§ WRITTEN TASK: Copy the listing verbatim, excluding any images found in it.

§ DATA FOR THIS EXERCISE:
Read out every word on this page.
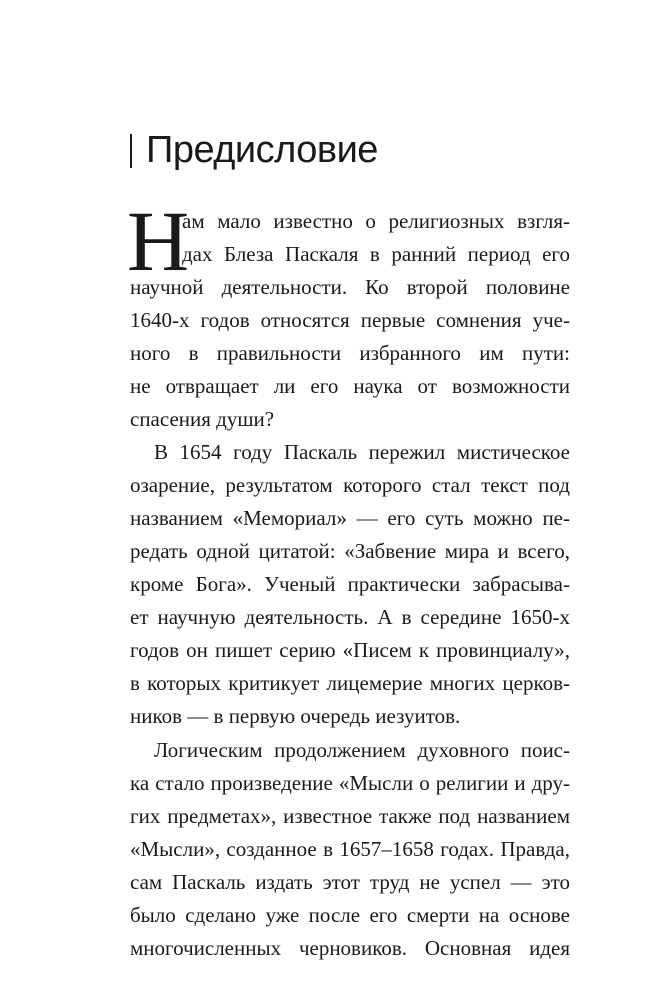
Предисловие
Н
ам мало известно о религиозных взгля-
дах Блеза Паскаля в ранний период его
научной деятельности. Ко второй половине
1640-х годов относятся первые сомнения уче-
ного в правильности избранного им пути:
не отвращает ли его наука от возможности
спасения души?
В 1654 году Паскаль пережил мистическое
озарение, результатом которого стал текст под
названием «Мемориал» — его суть можно пе-
редать одной цитатой: «Забвение мира и всего,
кроме Бога». Ученый практически забрасыва-
ет научную деятельность. А в середине 1650-х
годов он пишет серию «Писем к провинциалу»,
в которых критикует лицемерие многих церков-
ников — в первую очередь иезуитов.
Логическим продолжением духовного поис-
ка стало произведение «Мысли о религии и дру-
гих предметах», известное также под названием
«Мысли», созданное в 1657–1658 годах. Правда,
сам Паскаль издать этот труд не успел — это
было сделано уже после его смерти на основе
многочисленных черновиков. Основная идея
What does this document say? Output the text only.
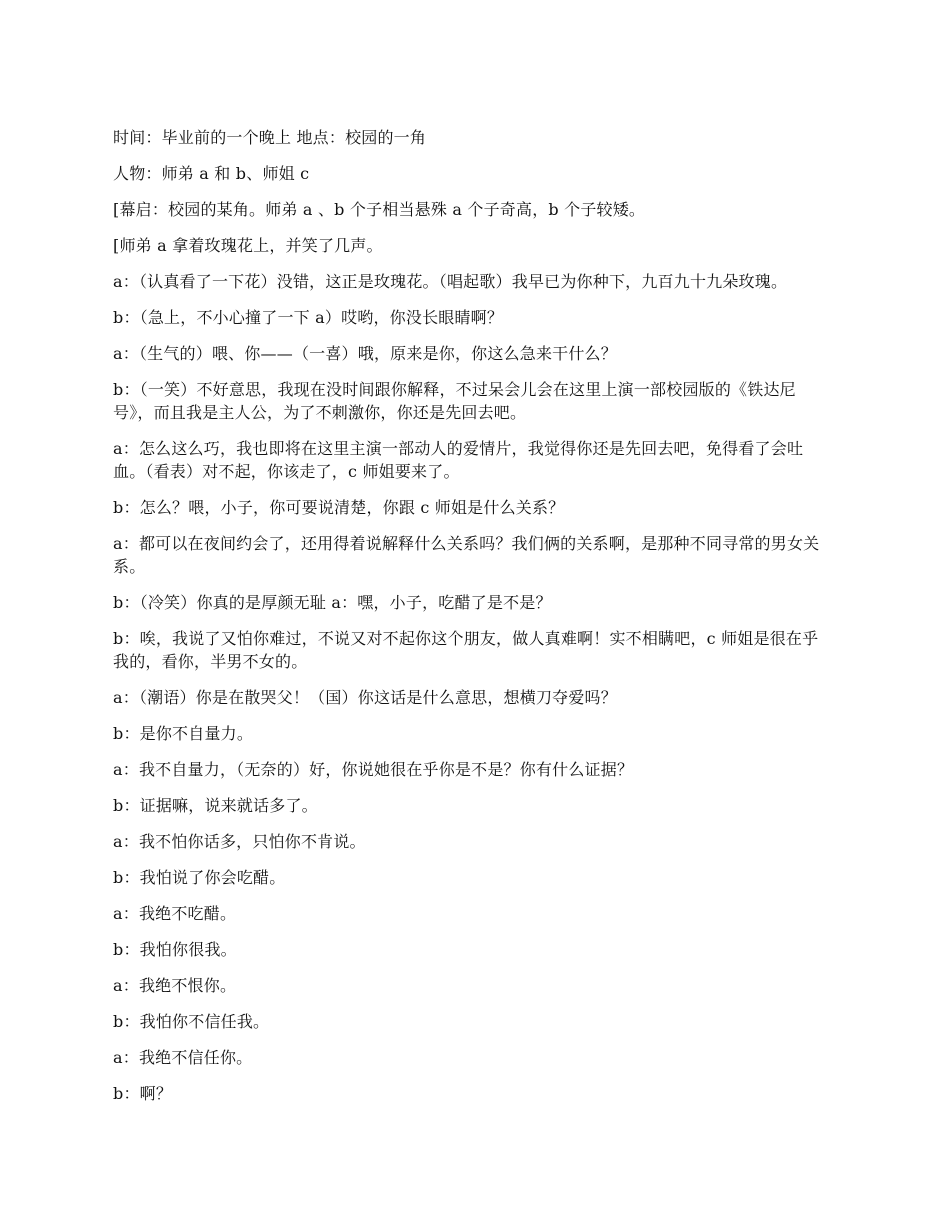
时间：毕业前的一个晚上 地点：校园的一角

人物：师弟 a 和 b、师姐 c

[幕启：校园的某角。师弟 a 、b 个子相当悬殊 a 个子奇高，b 个子较矮。

[师弟 a 拿着玫瑰花上，并笑了几声。

a：（认真看了一下花）没错，这正是玫瑰花。（唱起歌）我早已为你种下，九百九十九朵玫瑰。

b：（急上，不小心撞了一下 a）哎哟，你没长眼睛啊？

a：（生气的）喂、你——（一喜）哦，原来是你，你这么急来干什么？

b：（一笑）不好意思，我现在没时间跟你解释，不过呆会儿会在这里上演一部校园版的《铁达尼号》，而且我是主人公，为了不刺激你，你还是先回去吧。

a：怎么这么巧，我也即将在这里主演一部动人的爱情片，我觉得你还是先回去吧，免得看了会吐血。（看表）对不起，你该走了，c 师姐要来了。

b：怎么？喂，小子，你可要说清楚，你跟 c 师姐是什么关系？

a：都可以在夜间约会了，还用得着说解释什么关系吗？我们俩的关系啊，是那种不同寻常的男女关系。

b：（冷笑）你真的是厚颜无耻 a：嘿，小子，吃醋了是不是？

b：唉，我说了又怕你难过，不说又对不起你这个朋友，做人真难啊！实不相瞒吧，c 师姐是很在乎我的，看你，半男不女的。

a：（潮语）你是在散哭父！（国）你这话是什么意思，想横刀夺爱吗？

b：是你不自量力。

a：我不自量力，（无奈的）好，你说她很在乎你是不是？你有什么证据？

b：证据嘛，说来就话多了。

a：我不怕你话多，只怕你不肯说。

b：我怕说了你会吃醋。

a：我绝不吃醋。

b：我怕你很我。

a：我绝不恨你。

b：我怕你不信任我。

a：我绝不信任你。

b：啊？
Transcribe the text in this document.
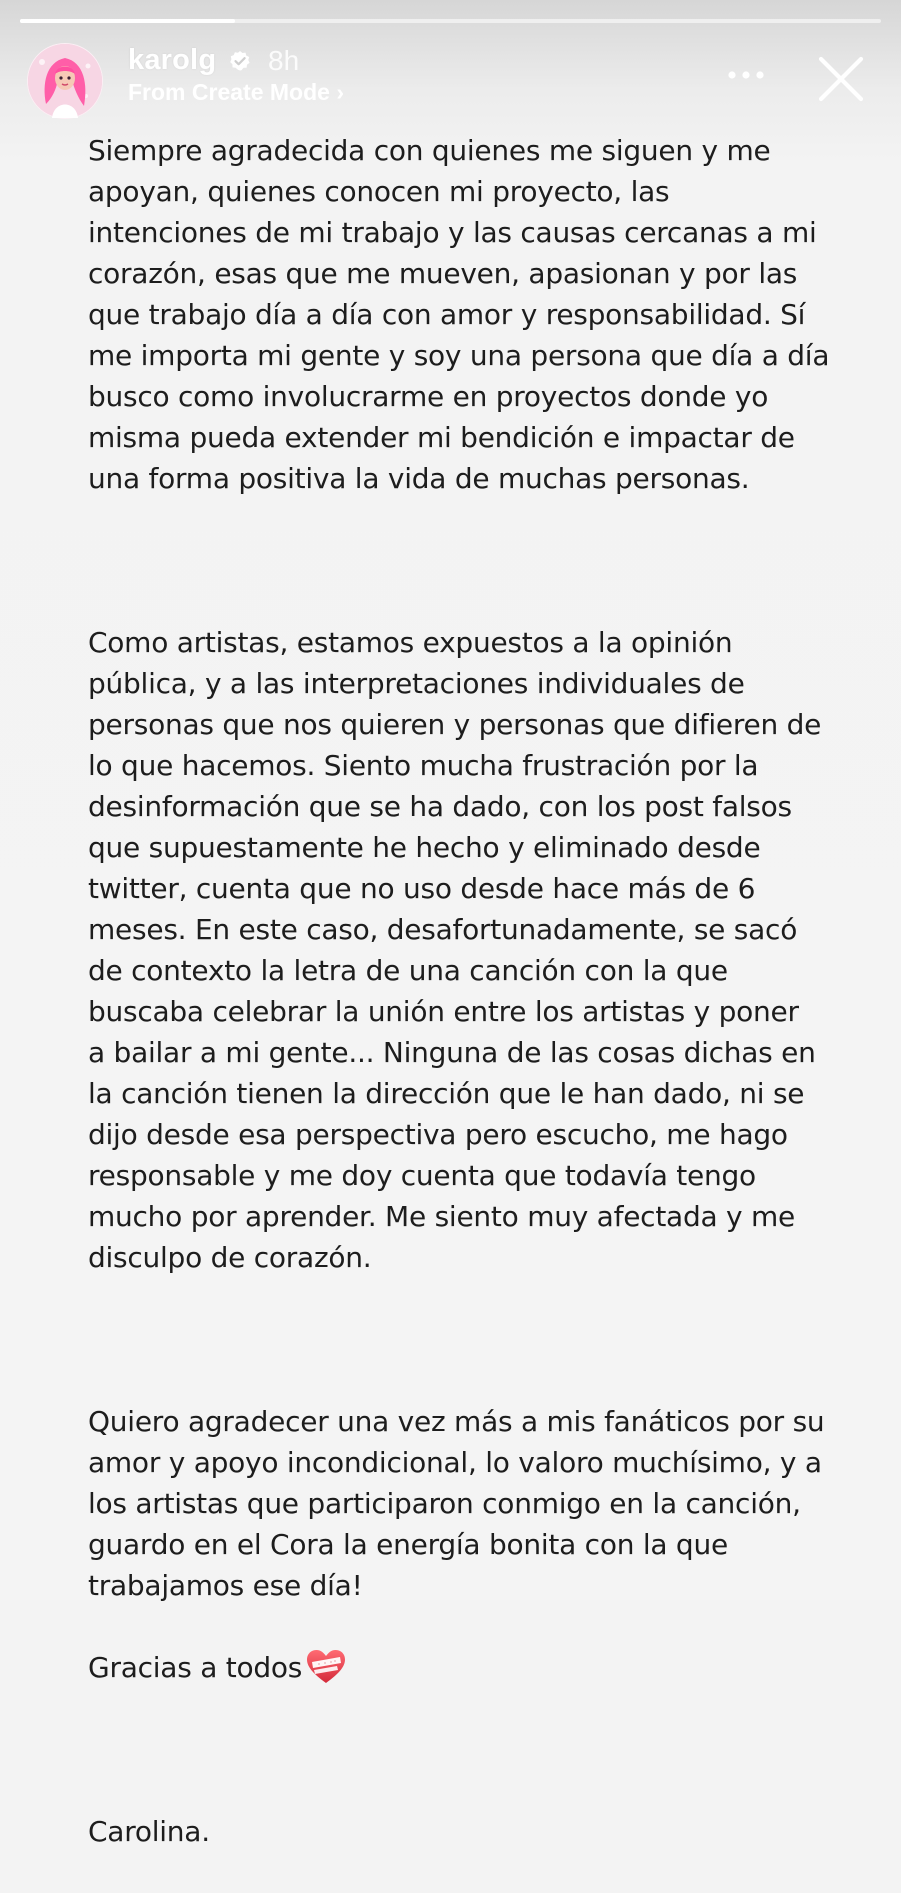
Siempre agradecida con quienes me siguen y me
apoyan, quienes conocen mi proyecto, las
intenciones de mi trabajo y las causas cercanas a mi
corazón, esas que me mueven, apasionan y por las
que trabajo día a día con amor y responsabilidad. Sí
me importa mi gente y soy una persona que día a día
busco como involucrarme en proyectos donde yo
misma pueda extender mi bendición e impactar de
una forma positiva la vida de muchas personas.

Como artistas, estamos expuestos a la opinión
pública, y a las interpretaciones individuales de
personas que nos quieren y personas que difieren de
lo que hacemos. Siento mucha frustración por la
desinformación que se ha dado, con los post falsos
que supuestamente he hecho y eliminado desde
twitter, cuenta que no uso desde hace más de 6
meses. En este caso, desafortunadamente, se sacó
de contexto la letra de una canción con la que
buscaba celebrar la unión entre los artistas y poner
a bailar a mi gente... Ninguna de las cosas dichas en
la canción tienen la dirección que le han dado, ni se
dijo desde esa perspectiva pero escucho, me hago
responsable y me doy cuenta que todavía tengo
mucho por aprender. Me siento muy afectada y me
disculpo de corazón.

Quiero agradecer una vez más a mis fanáticos por su
amor y apoyo incondicional, lo valoro muchísimo, y a
los artistas que participaron conmigo en la canción,
guardo en el Cora la energía bonita con la que
trabajamos ese día!

Gracias a todos

Carolina.

karolg 8h
From Create Mode ›
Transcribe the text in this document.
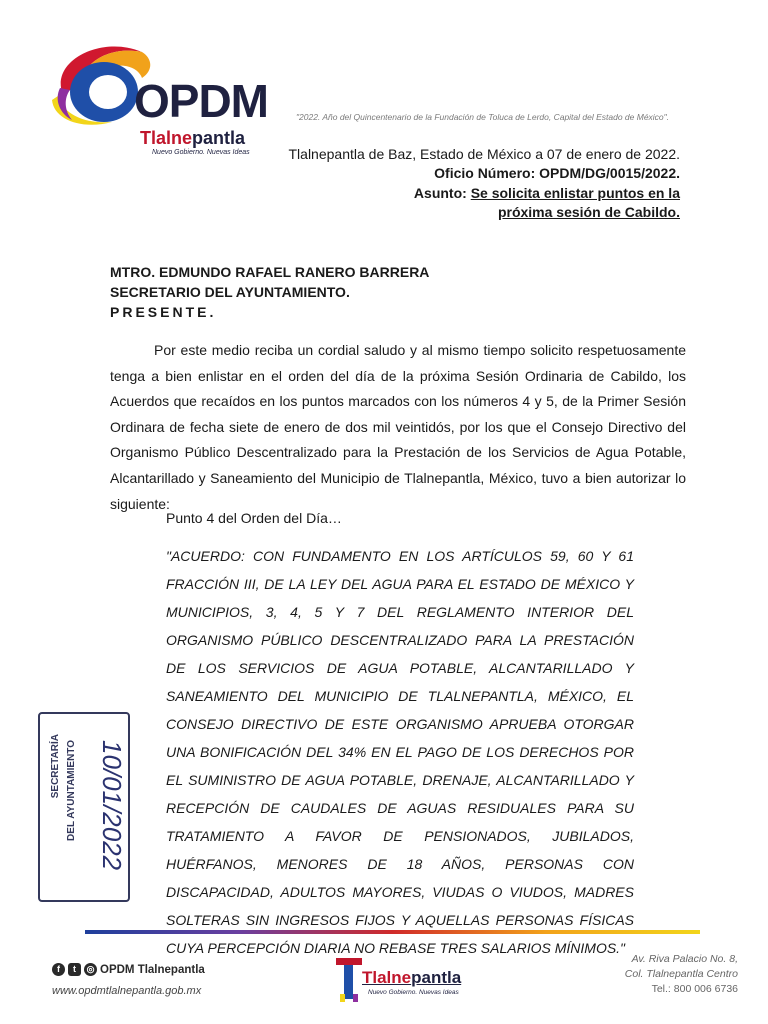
OPDM
Tlalnepantla
Nuevo Gobierno. Nuevas Ideas
"2022. Año del Quincentenario de la Fundación de Toluca de Lerdo, Capital del Estado de México".
Tlalnepantla de Baz, Estado de México a 07 de enero de 2022.
Oficio Número: OPDM/DG/0015/2022.
Asunto: Se solicita enlistar puntos en la
próxima sesión de Cabildo.
MTRO. EDMUNDO RAFAEL RANERO BARRERA
SECRETARIO DEL AYUNTAMIENTO.
PRESENTE.
Por este medio reciba un cordial saludo y al mismo tiempo solicito respetuosamente tenga a bien enlistar en el orden del día de la próxima Sesión Ordinaria de Cabildo, los Acuerdos que recaídos en los puntos marcados con los números 4 y 5, de la Primer Sesión Ordinara de fecha siete de enero de dos mil veintidós, por los que el Consejo Directivo del Organismo Público Descentralizado para la Prestación de los Servicios de Agua Potable, Alcantarillado y Saneamiento del Municipio de Tlalnepantla, México, tuvo a bien autorizar lo siguiente:
Punto 4 del Orden del Día…
"ACUERDO: CON FUNDAMENTO EN LOS ARTÍCULOS 59, 60 Y 61 FRACCIÓN III, DE LA LEY DEL AGUA PARA EL ESTADO DE MÉXICO Y MUNICIPIOS, 3, 4, 5 Y 7 DEL REGLAMENTO INTERIOR DEL ORGANISMO PÚBLICO DESCENTRALIZADO PARA LA PRESTACIÓN DE LOS SERVICIOS DE AGUA POTABLE, ALCANTARILLADO Y SANEAMIENTO DEL MUNICIPIO DE TLALNEPANTLA, MÉXICO, EL CONSEJO DIRECTIVO DE ESTE ORGANISMO APRUEBA OTORGAR UNA BONIFICACIÓN DEL 34% EN EL PAGO DE LOS DERECHOS POR EL SUMINISTRO DE AGUA POTABLE, DRENAJE, ALCANTARILLADO Y RECEPCIÓN DE CAUDALES DE AGUAS RESIDUALES PARA SU TRATAMIENTO A FAVOR DE PENSIONADOS, JUBILADOS, HUÉRFANOS, MENORES DE 18 AÑOS, PERSONAS CON DISCAPACIDAD, ADULTOS MAYORES, VIUDAS O VIUDOS, MADRES SOLTERAS SIN INGRESOS FIJOS Y AQUELLAS PERSONAS FÍSICAS CUYA PERCEPCIÓN DIARIA NO REBASE TRES SALARIOS MÍNIMOS."
SECRETARÍA DEL AYUNTAMIENTO 10/01/2022
f	t	◎ OPDM Tlalnepantla
www.opdmtlalnepantla.gob.mx
Tlalnepantla
Nuevo Gobierno. Nuevas Ideas
Av. Riva Palacio No. 8,
Col. Tlalnepantla Centro
Tel.: 800 006 6736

§ ANSWER FOR THE TASK:
Read out every word on this page.
Предисловие
Н
ам мало известно о религиозных взгля-
дах Блеза Паскаля в ранний период его
научной деятельности. Ко второй половине
1640-х годов относятся первые сомнения уче-
ного в правильности избранного им пути:
не отвращает ли его наука от возможности
спасения души?
В 1654 году Паскаль пережил мистическое
озарение, результатом которого стал текст под
названием «Мемориал» — его суть можно пе-
редать одной цитатой: «Забвение мира и всего,
кроме Бога». Ученый практически забрасыва-
ет научную деятельность. А в середине 1650-х
годов он пишет серию «Писем к провинциалу»,
в которых критикует лицемерие многих церков-
ников — в первую очередь иезуитов.
Логическим продолжением духовного поис-
ка стало произведение «Мысли о религии и дру-
гих предметах», известное также под названием
«Мысли», созданное в 1657–1658 годах. Правда,
сам Паскаль издать этот труд не успел — это
было сделано уже после его смерти на основе
многочисленных черновиков. Основная идея
What does this document say? Output the text only.
时间：毕业前的一个晚上 地点：校园的一角

人物：师弟 a 和 b、师姐 c

[幕启：校园的某角。师弟 a 、b 个子相当悬殊 a 个子奇高，b 个子较矮。

[师弟 a 拿着玫瑰花上，并笑了几声。

a：（认真看了一下花）没错，这正是玫瑰花。（唱起歌）我早已为你种下，九百九十九朵玫瑰。

b：（急上，不小心撞了一下 a）哎哟，你没长眼睛啊？

a：（生气的）喂、你——（一喜）哦，原来是你，你这么急来干什么？

b：（一笑）不好意思，我现在没时间跟你解释，不过呆会儿会在这里上演一部校园版的《铁达尼号》，而且我是主人公，为了不刺激你，你还是先回去吧。

a：怎么这么巧，我也即将在这里主演一部动人的爱情片，我觉得你还是先回去吧，免得看了会吐血。（看表）对不起，你该走了，c 师姐要来了。

b：怎么？喂，小子，你可要说清楚，你跟 c 师姐是什么关系？

a：都可以在夜间约会了，还用得着说解释什么关系吗？我们俩的关系啊，是那种不同寻常的男女关系。

b：（冷笑）你真的是厚颜无耻 a：嘿，小子，吃醋了是不是？

b：唉，我说了又怕你难过，不说又对不起你这个朋友，做人真难啊！实不相瞒吧，c 师姐是很在乎我的，看你，半男不女的。

a：（潮语）你是在散哭父！（国）你这话是什么意思，想横刀夺爱吗？

b：是你不自量力。

a：我不自量力，（无奈的）好，你说她很在乎你是不是？你有什么证据？

b：证据嘛，说来就话多了。

a：我不怕你话多，只怕你不肯说。

b：我怕说了你会吃醋。

a：我绝不吃醋。

b：我怕你很我。

a：我绝不恨你。

b：我怕你不信任我。

a：我绝不信任你。

b：啊？
Transcribe the text in this document.
Siempre agradecida con quienes me siguen y me
apoyan, quienes conocen mi proyecto, las
intenciones de mi trabajo y las causas cercanas a mi
corazón, esas que me mueven, apasionan y por las
que trabajo día a día con amor y responsabilidad. Sí
me importa mi gente y soy una persona que día a día
busco como involucrarme en proyectos donde yo
misma pueda extender mi bendición e impactar de
una forma positiva la vida de muchas personas.

Como artistas, estamos expuestos a la opinión
pública, y a las interpretaciones individuales de
personas que nos quieren y personas que difieren de
lo que hacemos. Siento mucha frustración por la
desinformación que se ha dado, con los post falsos
que supuestamente he hecho y eliminado desde
twitter, cuenta que no uso desde hace más de 6
meses. En este caso, desafortunadamente, se sacó
de contexto la letra de una canción con la que
buscaba celebrar la unión entre los artistas y poner
a bailar a mi gente... Ninguna de las cosas dichas en
la canción tienen la dirección que le han dado, ni se
dijo desde esa perspectiva pero escucho, me hago
responsable y me doy cuenta que todavía tengo
mucho por aprender. Me siento muy afectada y me
disculpo de corazón.

Quiero agradecer una vez más a mis fanáticos por su
amor y apoyo incondicional, lo valoro muchísimo, y a
los artistas que participaron conmigo en la canción,
guardo en el Cora la energía bonita con la que
trabajamos ese día!

Gracias a todos

Carolina.

karolg 8h
From Create Mode ›
Transcribe the text in this document.
OPDM
Tlalnepantla
Nuevo Gobierno. Nuevas Ideas
"2022. Año del Quincentenario de la Fundación de Toluca de Lerdo, Capital del Estado de México".
Tlalnepantla de Baz, Estado de México a 07 de enero de 2022.
Oficio Número: OPDM/DG/0015/2022.
Asunto: Se solicita enlistar puntos en la
próxima sesión de Cabildo.
MTRO. EDMUNDO RAFAEL RANERO BARRERA
SECRETARIO DEL AYUNTAMIENTO.
PRESENTE.
Por este medio reciba un cordial saludo y al mismo tiempo solicito respetuosamente tenga a bien enlistar en el orden del día de la próxima Sesión Ordinaria de Cabildo, los Acuerdos que recaídos en los puntos marcados con los números 4 y 5, de la Primer Sesión Ordinara de fecha siete de enero de dos mil veintidós, por los que el Consejo Directivo del Organismo Público Descentralizado para la Prestación de los Servicios de Agua Potable, Alcantarillado y Saneamiento del Municipio de Tlalnepantla, México, tuvo a bien autorizar lo siguiente:
Punto 4 del Orden del Día…
"ACUERDO: CON FUNDAMENTO EN LOS ARTÍCULOS 59, 60 Y 61 FRACCIÓN III, DE LA LEY DEL AGUA PARA EL ESTADO DE MÉXICO Y MUNICIPIOS, 3, 4, 5 Y 7 DEL REGLAMENTO INTERIOR DEL ORGANISMO PÚBLICO DESCENTRALIZADO PARA LA PRESTACIÓN DE LOS SERVICIOS DE AGUA POTABLE, ALCANTARILLADO Y SANEAMIENTO DEL MUNICIPIO DE TLALNEPANTLA, MÉXICO, EL CONSEJO DIRECTIVO DE ESTE ORGANISMO APRUEBA OTORGAR UNA BONIFICACIÓN DEL 34% EN EL PAGO DE LOS DERECHOS POR EL SUMINISTRO DE AGUA POTABLE, DRENAJE, ALCANTARILLADO Y RECEPCIÓN DE CAUDALES DE AGUAS RESIDUALES PARA SU TRATAMIENTO A FAVOR DE PENSIONADOS, JUBILADOS, HUÉRFANOS, MENORES DE 18 AÑOS, PERSONAS CON DISCAPACIDAD, ADULTOS MAYORES, VIUDAS O VIUDOS, MADRES SOLTERAS SIN INGRESOS FIJOS Y AQUELLAS PERSONAS FÍSICAS CUYA PERCEPCIÓN DIARIA NO REBASE TRES SALARIOS MÍNIMOS."
SECRETARÍA DEL AYUNTAMIENTO 10/01/2022
f	t	◎ OPDM Tlalnepantla
www.opdmtlalnepantla.gob.mx
Tlalnepantla
Nuevo Gobierno. Nuevas Ideas
Av. Riva Palacio No. 8,
Col. Tlalnepantla Centro
Tel.: 800 006 6736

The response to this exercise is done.